## Written problem
Show all lines holding "arcsec".

## Records to process
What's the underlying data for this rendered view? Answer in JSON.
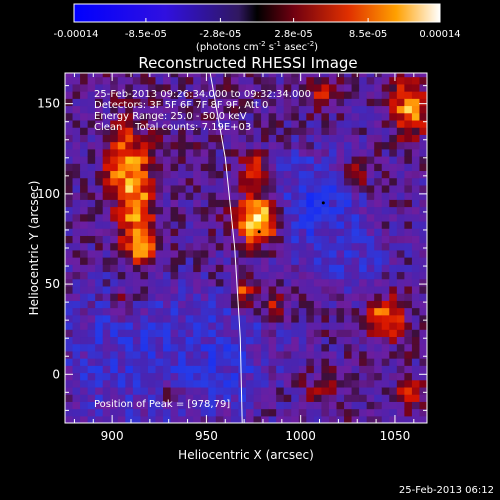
{
  "chart_data": {
    "type": "heatmap",
    "title": "Reconstructed RHESSI Image",
    "xlabel": "Heliocentric X (arcsec)",
    "ylabel": "Heliocentric Y (arcsec)",
    "xlim": [
      875,
      1067
    ],
    "ylim": [
      -27,
      167
    ],
    "x_ticks": [
      900,
      950,
      1000,
      1050
    ],
    "y_ticks": [
      0,
      50,
      100,
      150
    ],
    "colorbar": {
      "min": -0.00014,
      "max": 0.00014,
      "tick_labels": [
        "-0.00014",
        "-8.5e-05",
        "-2.8e-05",
        "2.8e-05",
        "8.5e-05",
        "0.00014"
      ],
      "tick_values": [
        -0.00014,
        -8.5e-05,
        -2.8e-05,
        2.8e-05,
        8.5e-05,
        0.00014
      ],
      "unit_base": "(photons cm",
      "unit_sup1": "-2",
      "unit_mid": " s",
      "unit_sup2": "-1",
      "unit_mid2": " asec",
      "unit_sup3": "-2",
      "unit_end": ")"
    },
    "annotations": [
      "25-Feb-2013 09:26:34.000 to 09:32:34.000",
      "Detectors: 3F 5F 6F 7F 8F 9F, Att 0",
      "Energy Range: 25.0 - 50.0 keV",
      "Clean    Total counts: 7.19E+03"
    ],
    "peak_label": "Position of Peak = [978,79]",
    "peak": [
      978,
      79
    ],
    "limb_curve": [
      [
        952,
        167
      ],
      [
        960,
        120
      ],
      [
        965,
        70
      ],
      [
        968,
        20
      ],
      [
        969,
        -27
      ]
    ],
    "sources": [
      {
        "x": 912,
        "y": 99,
        "sx": 7,
        "sy": 26,
        "amp": 1.0
      },
      {
        "x": 902,
        "y": 118,
        "sx": 5,
        "sy": 10,
        "amp": 0.6
      },
      {
        "x": 917,
        "y": 70,
        "sx": 6,
        "sy": 6,
        "amp": 0.5
      },
      {
        "x": 978,
        "y": 86,
        "sx": 8,
        "sy": 9,
        "amp": 1.5
      },
      {
        "x": 976,
        "y": 112,
        "sx": 5,
        "sy": 8,
        "amp": 0.7
      },
      {
        "x": 970,
        "y": 46,
        "sx": 4,
        "sy": 6,
        "amp": 0.8
      },
      {
        "x": 985,
        "y": 38,
        "sx": 4,
        "sy": 5,
        "amp": 0.6
      },
      {
        "x": 1045,
        "y": 32,
        "sx": 7,
        "sy": 8,
        "amp": 0.9
      },
      {
        "x": 1058,
        "y": 148,
        "sx": 6,
        "sy": 10,
        "amp": 1.0
      },
      {
        "x": 1030,
        "y": 112,
        "sx": 5,
        "sy": 5,
        "amp": 0.5
      },
      {
        "x": 1012,
        "y": 155,
        "sx": 6,
        "sy": 5,
        "amp": 0.6
      },
      {
        "x": 963,
        "y": 158,
        "sx": 4,
        "sy": 5,
        "amp": 0.5
      },
      {
        "x": 1058,
        "y": -10,
        "sx": 5,
        "sy": 6,
        "amp": 0.5
      },
      {
        "x": 1010,
        "y": -8,
        "sx": 5,
        "sy": 6,
        "amp": 0.5
      },
      {
        "x": 930,
        "y": -12,
        "sx": 5,
        "sy": 5,
        "amp": 0.4
      },
      {
        "x": 905,
        "y": 40,
        "sx": 4,
        "sy": 5,
        "amp": 0.3
      },
      {
        "x": 1005,
        "y": 95,
        "sx": 18,
        "sy": 18,
        "amp": -0.55
      },
      {
        "x": 905,
        "y": 10,
        "sx": 25,
        "sy": 30,
        "amp": -0.35
      },
      {
        "x": 960,
        "y": 10,
        "sx": 20,
        "sy": 25,
        "amp": -0.35
      },
      {
        "x": 1030,
        "y": 60,
        "sx": 15,
        "sy": 15,
        "amp": -0.25
      }
    ]
  },
  "footer": {
    "timestamp": "25-Feb-2013 06:12"
  }
}
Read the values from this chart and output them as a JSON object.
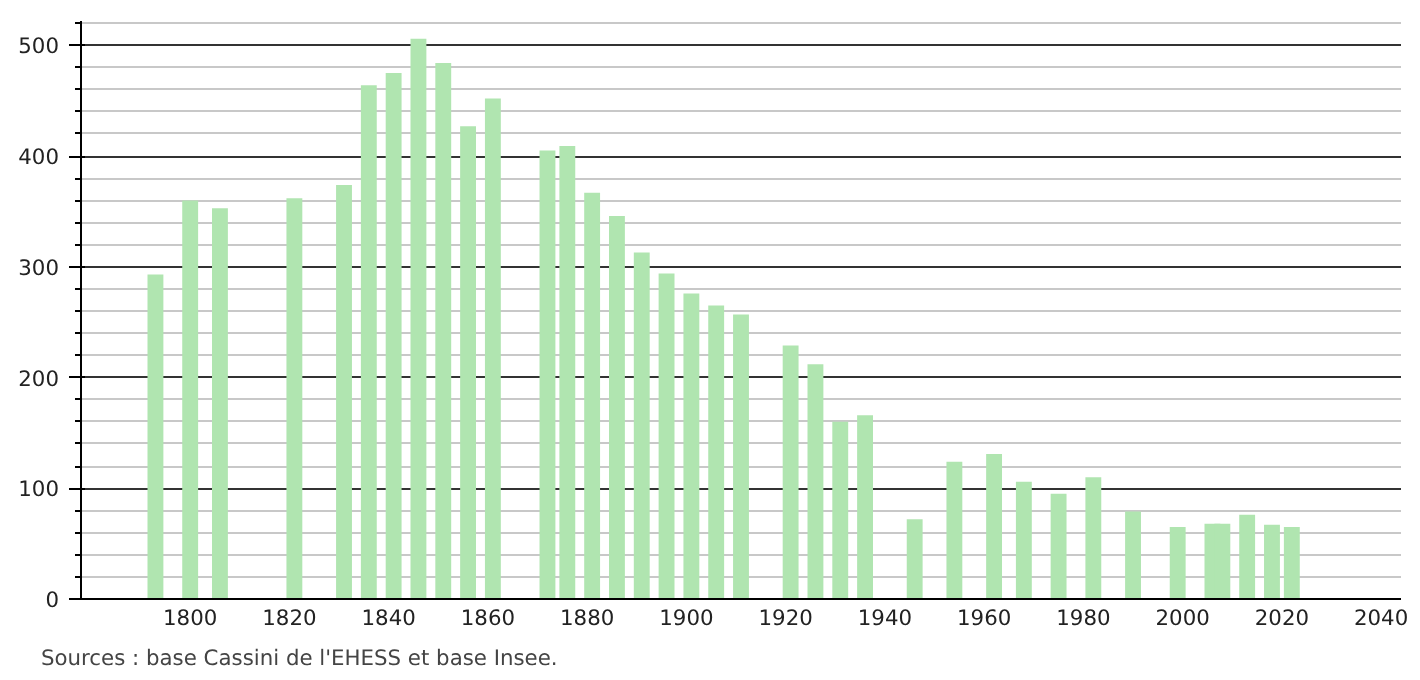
{
  "chart_data": {
    "type": "bar",
    "x": [
      1793,
      1800,
      1806,
      1821,
      1831,
      1836,
      1841,
      1846,
      1851,
      1856,
      1861,
      1872,
      1876,
      1881,
      1886,
      1891,
      1896,
      1901,
      1906,
      1911,
      1921,
      1926,
      1931,
      1936,
      1946,
      1954,
      1962,
      1968,
      1975,
      1982,
      1990,
      1999,
      2006,
      2008,
      2013,
      2018,
      2022
    ],
    "values": [
      293,
      360,
      353,
      362,
      374,
      464,
      475,
      506,
      484,
      427,
      452,
      405,
      409,
      367,
      346,
      313,
      294,
      276,
      265,
      257,
      229,
      212,
      160,
      166,
      72,
      124,
      131,
      106,
      95,
      110,
      79,
      65,
      68,
      68,
      76,
      67,
      65
    ],
    "color": "#b0e5b0",
    "xlim": [
      1778,
      2044
    ],
    "xticks": [
      1800,
      1820,
      1840,
      1860,
      1880,
      1900,
      1920,
      1940,
      1960,
      1980,
      2000,
      2020,
      2040
    ],
    "ylim": [
      0,
      522
    ],
    "yticks": [
      0,
      100,
      200,
      300,
      400,
      500
    ],
    "grid": "y",
    "annotations": [
      "Sources : base Cassini de l'EHESS et base Insee."
    ]
  }
}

## Written response
    "xlabel": "Heliocentric X (arcsec)",
    "ylabel": "Heliocentric Y (arcsec)",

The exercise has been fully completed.